== Exercise directions ==
Go through the entries below, tally each line with the string "investments", and give the final number by itself.
* * * * *
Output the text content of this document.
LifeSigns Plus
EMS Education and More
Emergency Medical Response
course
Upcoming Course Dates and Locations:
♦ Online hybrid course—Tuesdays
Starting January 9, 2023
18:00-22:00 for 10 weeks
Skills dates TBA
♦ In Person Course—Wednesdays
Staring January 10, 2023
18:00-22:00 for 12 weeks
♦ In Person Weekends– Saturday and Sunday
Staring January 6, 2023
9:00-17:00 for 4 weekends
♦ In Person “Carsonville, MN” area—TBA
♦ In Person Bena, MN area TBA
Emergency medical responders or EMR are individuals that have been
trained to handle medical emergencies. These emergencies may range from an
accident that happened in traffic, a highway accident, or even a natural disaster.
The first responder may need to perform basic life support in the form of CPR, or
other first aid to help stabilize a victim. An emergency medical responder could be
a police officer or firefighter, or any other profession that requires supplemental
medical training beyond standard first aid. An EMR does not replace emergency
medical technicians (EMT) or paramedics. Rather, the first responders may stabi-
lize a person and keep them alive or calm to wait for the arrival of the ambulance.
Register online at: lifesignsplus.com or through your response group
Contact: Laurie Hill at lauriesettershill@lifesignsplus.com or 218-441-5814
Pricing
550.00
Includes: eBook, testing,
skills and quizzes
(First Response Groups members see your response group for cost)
* * * * *
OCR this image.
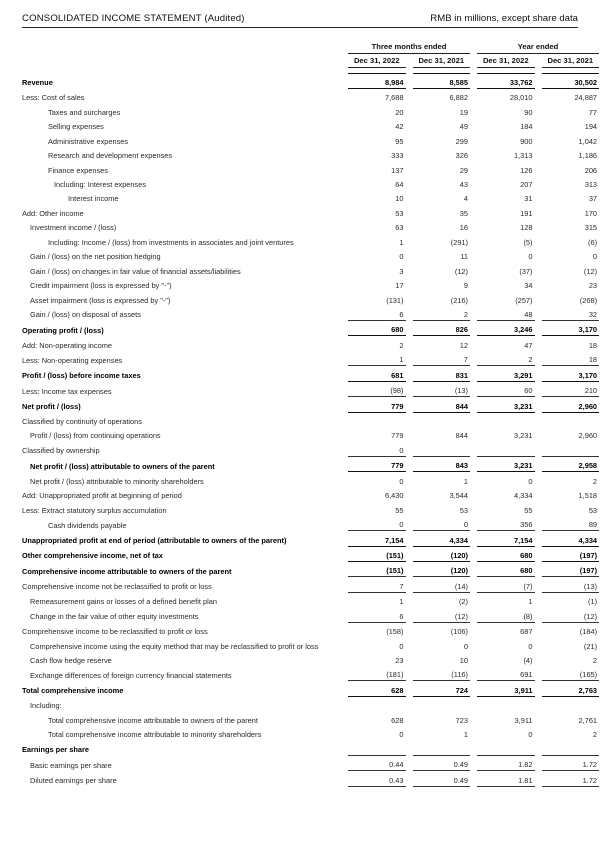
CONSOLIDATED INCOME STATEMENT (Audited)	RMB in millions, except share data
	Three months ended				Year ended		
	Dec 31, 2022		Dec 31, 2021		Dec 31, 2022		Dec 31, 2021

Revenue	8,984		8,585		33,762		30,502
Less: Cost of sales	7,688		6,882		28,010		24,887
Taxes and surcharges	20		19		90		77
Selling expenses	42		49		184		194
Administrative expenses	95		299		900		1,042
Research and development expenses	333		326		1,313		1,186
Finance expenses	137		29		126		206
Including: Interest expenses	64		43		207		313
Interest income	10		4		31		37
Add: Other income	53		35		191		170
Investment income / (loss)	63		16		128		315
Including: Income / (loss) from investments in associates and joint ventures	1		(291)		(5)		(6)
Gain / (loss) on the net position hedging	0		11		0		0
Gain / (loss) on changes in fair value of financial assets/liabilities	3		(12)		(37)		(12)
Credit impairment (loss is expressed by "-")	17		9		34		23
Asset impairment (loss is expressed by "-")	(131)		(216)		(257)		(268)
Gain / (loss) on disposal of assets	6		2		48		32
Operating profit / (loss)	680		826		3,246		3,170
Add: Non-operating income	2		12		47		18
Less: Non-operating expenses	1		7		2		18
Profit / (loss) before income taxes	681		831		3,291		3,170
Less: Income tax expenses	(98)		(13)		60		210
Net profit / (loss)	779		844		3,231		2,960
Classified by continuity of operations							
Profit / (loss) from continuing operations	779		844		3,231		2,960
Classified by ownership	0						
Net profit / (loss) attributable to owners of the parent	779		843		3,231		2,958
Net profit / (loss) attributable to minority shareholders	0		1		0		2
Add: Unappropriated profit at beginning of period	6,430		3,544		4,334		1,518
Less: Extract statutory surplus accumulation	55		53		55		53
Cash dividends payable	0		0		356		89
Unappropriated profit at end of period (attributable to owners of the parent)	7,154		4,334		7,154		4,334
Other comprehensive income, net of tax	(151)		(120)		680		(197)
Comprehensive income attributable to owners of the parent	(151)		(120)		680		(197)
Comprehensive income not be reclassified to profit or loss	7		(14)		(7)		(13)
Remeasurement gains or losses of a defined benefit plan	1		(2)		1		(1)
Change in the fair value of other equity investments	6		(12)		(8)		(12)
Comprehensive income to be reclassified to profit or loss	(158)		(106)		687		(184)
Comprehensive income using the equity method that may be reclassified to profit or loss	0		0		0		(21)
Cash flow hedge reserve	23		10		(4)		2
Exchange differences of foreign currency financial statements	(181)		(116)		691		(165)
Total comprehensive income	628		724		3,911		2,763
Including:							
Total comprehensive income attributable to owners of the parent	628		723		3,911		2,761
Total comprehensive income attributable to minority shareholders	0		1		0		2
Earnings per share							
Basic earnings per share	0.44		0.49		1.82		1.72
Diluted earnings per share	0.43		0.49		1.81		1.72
* * * * *
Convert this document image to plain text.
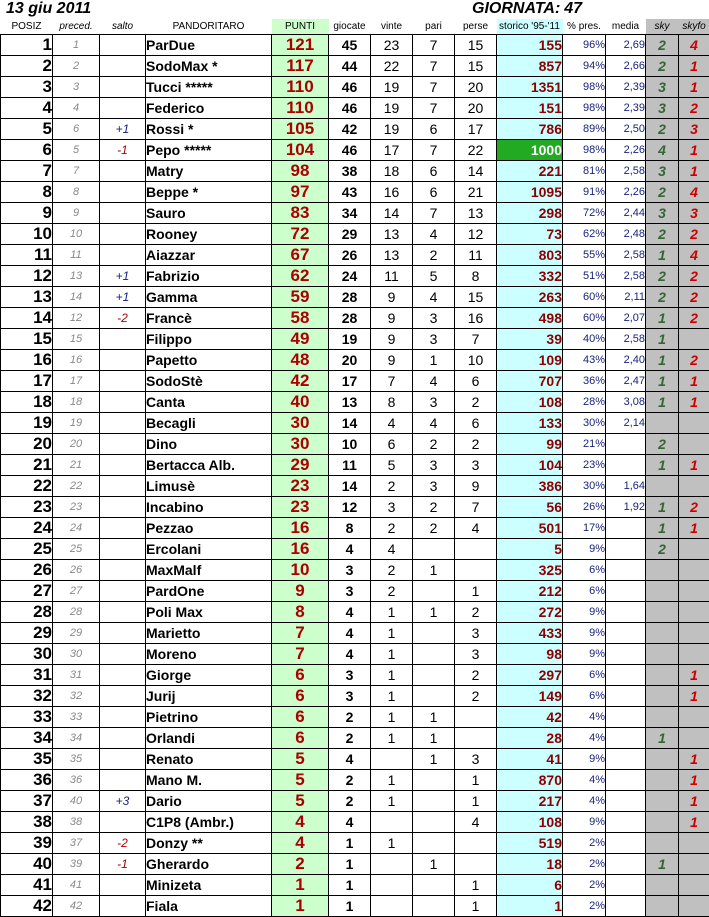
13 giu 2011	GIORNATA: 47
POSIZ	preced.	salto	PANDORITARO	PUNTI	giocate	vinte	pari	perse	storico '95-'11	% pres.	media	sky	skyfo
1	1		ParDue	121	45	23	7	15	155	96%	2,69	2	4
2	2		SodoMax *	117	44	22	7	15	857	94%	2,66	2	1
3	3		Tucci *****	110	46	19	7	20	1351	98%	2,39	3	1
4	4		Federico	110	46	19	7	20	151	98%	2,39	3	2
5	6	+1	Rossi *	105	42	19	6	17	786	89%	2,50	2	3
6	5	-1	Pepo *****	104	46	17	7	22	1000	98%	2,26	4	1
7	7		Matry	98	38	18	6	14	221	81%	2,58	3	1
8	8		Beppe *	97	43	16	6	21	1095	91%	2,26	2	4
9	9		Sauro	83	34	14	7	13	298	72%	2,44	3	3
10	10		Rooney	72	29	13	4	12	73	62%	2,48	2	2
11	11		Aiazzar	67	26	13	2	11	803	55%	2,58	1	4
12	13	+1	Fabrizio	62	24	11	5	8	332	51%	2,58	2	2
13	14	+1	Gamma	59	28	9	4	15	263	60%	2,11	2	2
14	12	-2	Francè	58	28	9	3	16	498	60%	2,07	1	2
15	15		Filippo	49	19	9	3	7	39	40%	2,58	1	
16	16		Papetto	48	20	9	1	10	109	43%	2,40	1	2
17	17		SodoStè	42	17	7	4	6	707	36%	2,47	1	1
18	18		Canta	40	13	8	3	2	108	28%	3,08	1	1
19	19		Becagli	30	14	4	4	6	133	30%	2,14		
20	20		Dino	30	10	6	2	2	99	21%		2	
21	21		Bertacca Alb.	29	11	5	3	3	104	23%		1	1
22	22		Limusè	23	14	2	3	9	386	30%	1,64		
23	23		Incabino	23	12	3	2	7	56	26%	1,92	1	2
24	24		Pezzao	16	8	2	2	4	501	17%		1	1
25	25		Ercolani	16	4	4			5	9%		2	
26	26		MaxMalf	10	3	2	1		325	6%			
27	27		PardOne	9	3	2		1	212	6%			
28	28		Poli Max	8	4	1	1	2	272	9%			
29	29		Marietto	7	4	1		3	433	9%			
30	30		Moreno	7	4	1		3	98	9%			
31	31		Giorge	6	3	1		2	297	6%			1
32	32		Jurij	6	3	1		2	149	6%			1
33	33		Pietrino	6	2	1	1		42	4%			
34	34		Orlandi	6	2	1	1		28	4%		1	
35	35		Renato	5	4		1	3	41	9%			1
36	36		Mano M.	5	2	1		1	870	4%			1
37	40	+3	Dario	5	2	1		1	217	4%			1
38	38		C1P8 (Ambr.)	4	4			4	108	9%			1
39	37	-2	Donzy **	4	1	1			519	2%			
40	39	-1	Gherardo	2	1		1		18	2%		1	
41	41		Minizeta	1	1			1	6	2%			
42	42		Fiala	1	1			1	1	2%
* * * * *
== Exercise solution ==
2